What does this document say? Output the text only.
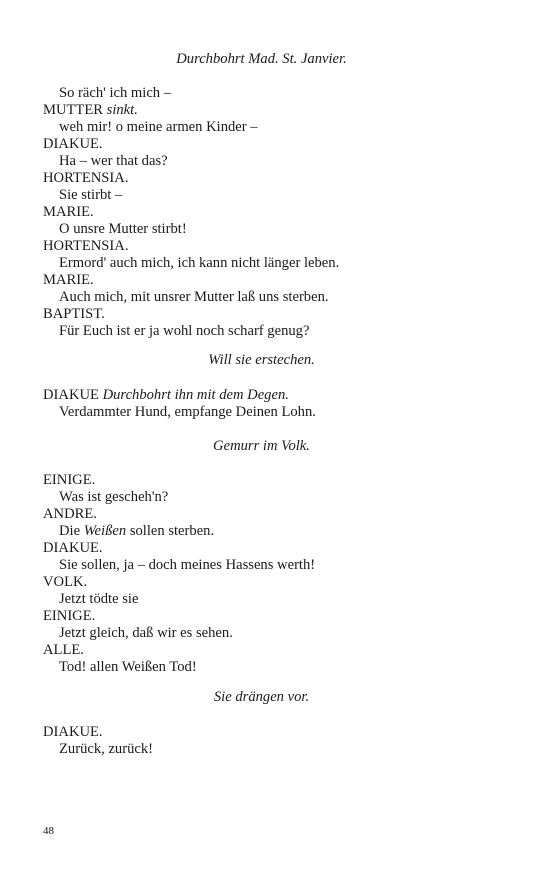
Durchbohrt Mad. St. Janvier.
So räch' ich mich –
MUTTER sinkt.
weh mir! o meine armen Kinder –
DIAKUE.
Ha – wer that das?
HORTENSIA.
Sie stirbt –
MARIE.
O unsre Mutter stirbt!
HORTENSIA.
Ermord' auch mich, ich kann nicht länger leben.
MARIE.
Auch mich, mit unsrer Mutter laß uns sterben.
BAPTIST.
Für Euch ist er ja wohl noch scharf genug?
Will sie erstechen.
DIAKUE Durchbohrt ihn mit dem Degen.
Verdammter Hund, empfange Deinen Lohn.
Gemurr im Volk.
EINIGE.
Was ist gescheh'n?
ANDRE.
Die Weißen sollen sterben.
DIAKUE.
Sie sollen, ja – doch meines Hassens werth!
VOLK.
Jetzt tödte sie
EINIGE.
Jetzt gleich, daß wir es sehen.
ALLE.
Tod! allen Weißen Tod!
Sie drängen vor.
DIAKUE.
Zurück, zurück!
48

§

Of the lines in this material, state how many hold the string "sollen". Write no other words.

## Answer to the exercise
2